Copy out all the entries word for word.
"""
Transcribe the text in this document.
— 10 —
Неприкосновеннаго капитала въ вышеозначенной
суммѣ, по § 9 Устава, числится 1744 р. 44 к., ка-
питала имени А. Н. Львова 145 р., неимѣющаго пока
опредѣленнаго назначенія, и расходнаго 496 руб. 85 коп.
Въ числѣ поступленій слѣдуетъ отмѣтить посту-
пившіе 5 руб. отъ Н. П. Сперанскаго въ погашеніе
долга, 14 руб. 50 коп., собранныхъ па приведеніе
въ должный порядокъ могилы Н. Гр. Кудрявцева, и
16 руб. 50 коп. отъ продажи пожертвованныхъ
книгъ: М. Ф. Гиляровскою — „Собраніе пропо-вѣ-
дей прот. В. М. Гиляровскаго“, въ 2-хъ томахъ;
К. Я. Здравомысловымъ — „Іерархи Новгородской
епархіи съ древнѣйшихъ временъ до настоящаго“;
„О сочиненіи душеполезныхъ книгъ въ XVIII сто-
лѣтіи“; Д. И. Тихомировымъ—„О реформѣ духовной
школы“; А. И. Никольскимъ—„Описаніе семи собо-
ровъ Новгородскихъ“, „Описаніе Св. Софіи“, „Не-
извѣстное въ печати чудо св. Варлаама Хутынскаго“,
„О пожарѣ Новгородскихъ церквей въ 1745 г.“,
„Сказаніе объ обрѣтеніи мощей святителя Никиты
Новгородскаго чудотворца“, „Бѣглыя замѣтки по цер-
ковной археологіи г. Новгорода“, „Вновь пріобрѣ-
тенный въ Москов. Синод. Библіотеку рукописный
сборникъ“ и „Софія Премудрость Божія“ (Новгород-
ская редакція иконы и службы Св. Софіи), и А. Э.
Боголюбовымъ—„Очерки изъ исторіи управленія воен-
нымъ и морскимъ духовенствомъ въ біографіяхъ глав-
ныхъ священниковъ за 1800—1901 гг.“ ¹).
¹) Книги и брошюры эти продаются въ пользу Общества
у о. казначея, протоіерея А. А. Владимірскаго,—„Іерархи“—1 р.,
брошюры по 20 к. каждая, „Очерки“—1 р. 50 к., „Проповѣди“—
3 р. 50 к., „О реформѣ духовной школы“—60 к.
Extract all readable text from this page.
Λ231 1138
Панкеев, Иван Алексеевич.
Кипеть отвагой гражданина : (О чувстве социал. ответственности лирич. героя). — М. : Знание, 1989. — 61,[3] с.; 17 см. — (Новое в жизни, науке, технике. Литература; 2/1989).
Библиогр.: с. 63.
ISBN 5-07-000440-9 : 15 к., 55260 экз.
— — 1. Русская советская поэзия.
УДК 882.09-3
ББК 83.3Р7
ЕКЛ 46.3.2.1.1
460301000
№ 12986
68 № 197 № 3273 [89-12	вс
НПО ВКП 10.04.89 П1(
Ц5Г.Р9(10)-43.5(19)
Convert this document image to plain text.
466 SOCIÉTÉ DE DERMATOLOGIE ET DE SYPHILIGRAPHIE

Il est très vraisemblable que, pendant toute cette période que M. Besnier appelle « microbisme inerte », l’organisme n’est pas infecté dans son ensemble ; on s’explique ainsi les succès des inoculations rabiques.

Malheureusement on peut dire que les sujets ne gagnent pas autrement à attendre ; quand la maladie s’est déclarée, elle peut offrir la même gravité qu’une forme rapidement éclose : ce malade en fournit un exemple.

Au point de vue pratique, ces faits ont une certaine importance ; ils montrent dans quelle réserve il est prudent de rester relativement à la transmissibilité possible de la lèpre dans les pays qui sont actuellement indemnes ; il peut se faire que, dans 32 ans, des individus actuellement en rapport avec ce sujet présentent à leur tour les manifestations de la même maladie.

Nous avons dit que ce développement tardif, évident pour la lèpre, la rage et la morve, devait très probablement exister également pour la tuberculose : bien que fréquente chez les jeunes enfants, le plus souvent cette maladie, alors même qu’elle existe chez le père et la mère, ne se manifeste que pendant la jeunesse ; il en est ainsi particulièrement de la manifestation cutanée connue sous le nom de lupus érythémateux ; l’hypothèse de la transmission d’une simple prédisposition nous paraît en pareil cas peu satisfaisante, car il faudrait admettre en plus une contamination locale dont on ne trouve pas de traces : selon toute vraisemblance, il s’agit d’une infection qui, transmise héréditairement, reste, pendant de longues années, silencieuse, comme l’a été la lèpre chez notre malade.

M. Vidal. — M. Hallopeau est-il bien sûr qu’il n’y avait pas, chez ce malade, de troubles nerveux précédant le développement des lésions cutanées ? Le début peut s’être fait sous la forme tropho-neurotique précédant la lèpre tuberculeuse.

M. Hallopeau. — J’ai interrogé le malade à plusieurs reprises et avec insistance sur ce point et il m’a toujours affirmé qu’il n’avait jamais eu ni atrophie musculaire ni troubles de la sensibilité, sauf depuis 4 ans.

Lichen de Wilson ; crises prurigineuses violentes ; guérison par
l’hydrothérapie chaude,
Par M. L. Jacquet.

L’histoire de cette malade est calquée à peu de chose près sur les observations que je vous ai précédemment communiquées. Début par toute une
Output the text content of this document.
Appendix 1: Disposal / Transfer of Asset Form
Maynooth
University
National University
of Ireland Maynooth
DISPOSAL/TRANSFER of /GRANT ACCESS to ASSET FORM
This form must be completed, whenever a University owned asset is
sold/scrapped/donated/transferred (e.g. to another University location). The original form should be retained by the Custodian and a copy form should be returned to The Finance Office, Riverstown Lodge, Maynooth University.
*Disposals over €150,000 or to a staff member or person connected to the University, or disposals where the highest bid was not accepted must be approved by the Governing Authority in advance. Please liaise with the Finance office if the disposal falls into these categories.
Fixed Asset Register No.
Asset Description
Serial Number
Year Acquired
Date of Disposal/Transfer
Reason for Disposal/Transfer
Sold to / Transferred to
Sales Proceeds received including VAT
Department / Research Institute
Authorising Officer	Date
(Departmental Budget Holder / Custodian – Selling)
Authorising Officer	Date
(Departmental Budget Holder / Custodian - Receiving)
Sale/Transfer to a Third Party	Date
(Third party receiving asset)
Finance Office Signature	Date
"""
WRITTEN SOLUTION —
Transcribe the text in this document.
— 10 —
Неприкосновеннаго капитала въ вышеозначенной
суммѣ, по § 9 Устава, числится 1744 р. 44 к., ка-
питала имени А. Н. Львова 145 р., неимѣющаго пока
опредѣленнаго назначенія, и расходнаго 496 руб. 85 коп.
Въ числѣ поступленій слѣдуетъ отмѣтить посту-
пившіе 5 руб. отъ Н. П. Сперанскаго въ погашеніе
долга, 14 руб. 50 коп., собранныхъ па приведеніе
въ должный порядокъ могилы Н. Гр. Кудрявцева, и
16 руб. 50 коп. отъ продажи пожертвованныхъ
книгъ: М. Ф. Гиляровскою — „Собраніе пропо-вѣ-
дей прот. В. М. Гиляровскаго“, въ 2-хъ томахъ;
К. Я. Здравомысловымъ — „Іерархи Новгородской
епархіи съ древнѣйшихъ временъ до настоящаго“;
„О сочиненіи душеполезныхъ книгъ въ XVIII сто-
лѣтіи“; Д. И. Тихомировымъ—„О реформѣ духовной
школы“; А. И. Никольскимъ—„Описаніе семи собо-
ровъ Новгородскихъ“, „Описаніе Св. Софіи“, „Не-
извѣстное въ печати чудо св. Варлаама Хутынскаго“,
„О пожарѣ Новгородскихъ церквей въ 1745 г.“,
„Сказаніе объ обрѣтеніи мощей святителя Никиты
Новгородскаго чудотворца“, „Бѣглыя замѣтки по цер-
ковной археологіи г. Новгорода“, „Вновь пріобрѣ-
тенный въ Москов. Синод. Библіотеку рукописный
сборникъ“ и „Софія Премудрость Божія“ (Новгород-
ская редакція иконы и службы Св. Софіи), и А. Э.
Боголюбовымъ—„Очерки изъ исторіи управленія воен-
нымъ и морскимъ духовенствомъ въ біографіяхъ глав-
ныхъ священниковъ за 1800—1901 гг.“ ¹).
¹) Книги и брошюры эти продаются въ пользу Общества
у о. казначея, протоіерея А. А. Владимірскаго,—„Іерархи“—1 р.,
брошюры по 20 к. каждая, „Очерки“—1 р. 50 к., „Проповѣди“—
3 р. 50 к., „О реформѣ духовной школы“—60 к.
Extract all readable text from this page.
Λ231 1138
Панкеев, Иван Алексеевич.
Кипеть отвагой гражданина : (О чувстве социал. ответственности лирич. героя). — М. : Знание, 1989. — 61,[3] с.; 17 см. — (Новое в жизни, науке, технике. Литература; 2/1989).
Библиогр.: с. 63.
ISBN 5-07-000440-9 : 15 к., 55260 экз.
— — 1. Русская советская поэзия.
УДК 882.09-3
ББК 83.3Р7
ЕКЛ 46.3.2.1.1
460301000
№ 12986
68 № 197 № 3273 [89-12	вс
НПО ВКП 10.04.89 П1(
Ц5Г.Р9(10)-43.5(19)
Convert this document image to plain text.
466 SOCIÉTÉ DE DERMATOLOGIE ET DE SYPHILIGRAPHIE

Il est très vraisemblable que, pendant toute cette période que M. Besnier appelle « microbisme inerte », l’organisme n’est pas infecté dans son ensemble ; on s’explique ainsi les succès des inoculations rabiques.

Malheureusement on peut dire que les sujets ne gagnent pas autrement à attendre ; quand la maladie s’est déclarée, elle peut offrir la même gravité qu’une forme rapidement éclose : ce malade en fournit un exemple.

Au point de vue pratique, ces faits ont une certaine importance ; ils montrent dans quelle réserve il est prudent de rester relativement à la transmissibilité possible de la lèpre dans les pays qui sont actuellement indemnes ; il peut se faire que, dans 32 ans, des individus actuellement en rapport avec ce sujet présentent à leur tour les manifestations de la même maladie.

Nous avons dit que ce développement tardif, évident pour la lèpre, la rage et la morve, devait très probablement exister également pour la tuberculose : bien que fréquente chez les jeunes enfants, le plus souvent cette maladie, alors même qu’elle existe chez le père et la mère, ne se manifeste que pendant la jeunesse ; il en est ainsi particulièrement de la manifestation cutanée connue sous le nom de lupus érythémateux ; l’hypothèse de la transmission d’une simple prédisposition nous paraît en pareil cas peu satisfaisante, car il faudrait admettre en plus une contamination locale dont on ne trouve pas de traces : selon toute vraisemblance, il s’agit d’une infection qui, transmise héréditairement, reste, pendant de longues années, silencieuse, comme l’a été la lèpre chez notre malade.

M. Vidal. — M. Hallopeau est-il bien sûr qu’il n’y avait pas, chez ce malade, de troubles nerveux précédant le développement des lésions cutanées ? Le début peut s’être fait sous la forme tropho-neurotique précédant la lèpre tuberculeuse.

M. Hallopeau. — J’ai interrogé le malade à plusieurs reprises et avec insistance sur ce point et il m’a toujours affirmé qu’il n’avait jamais eu ni atrophie musculaire ni troubles de la sensibilité, sauf depuis 4 ans.

Lichen de Wilson ; crises prurigineuses violentes ; guérison par
l’hydrothérapie chaude,
Par M. L. Jacquet.

L’histoire de cette malade est calquée à peu de chose près sur les observations que je vous ai précédemment communiquées. Début par toute une
Output the text content of this document.
Appendix 1: Disposal / Transfer of Asset Form
Maynooth
University
National University
of Ireland Maynooth
DISPOSAL/TRANSFER of /GRANT ACCESS to ASSET FORM
This form must be completed, whenever a University owned asset is
sold/scrapped/donated/transferred (e.g. to another University location). The original form should be retained by the Custodian and a copy form should be returned to The Finance Office, Riverstown Lodge, Maynooth University.
*Disposals over €150,000 or to a staff member or person connected to the University, or disposals where the highest bid was not accepted must be approved by the Governing Authority in advance. Please liaise with the Finance office if the disposal falls into these categories.
Fixed Asset Register No.
Asset Description
Serial Number
Year Acquired
Date of Disposal/Transfer
Reason for Disposal/Transfer
Sold to / Transferred to
Sales Proceeds received including VAT
Department / Research Institute
Authorising Officer	Date
(Departmental Budget Holder / Custodian – Selling)
Authorising Officer	Date
(Departmental Budget Holder / Custodian - Receiving)
Sale/Transfer to a Third Party	Date
(Third party receiving asset)
Finance Office Signature	Date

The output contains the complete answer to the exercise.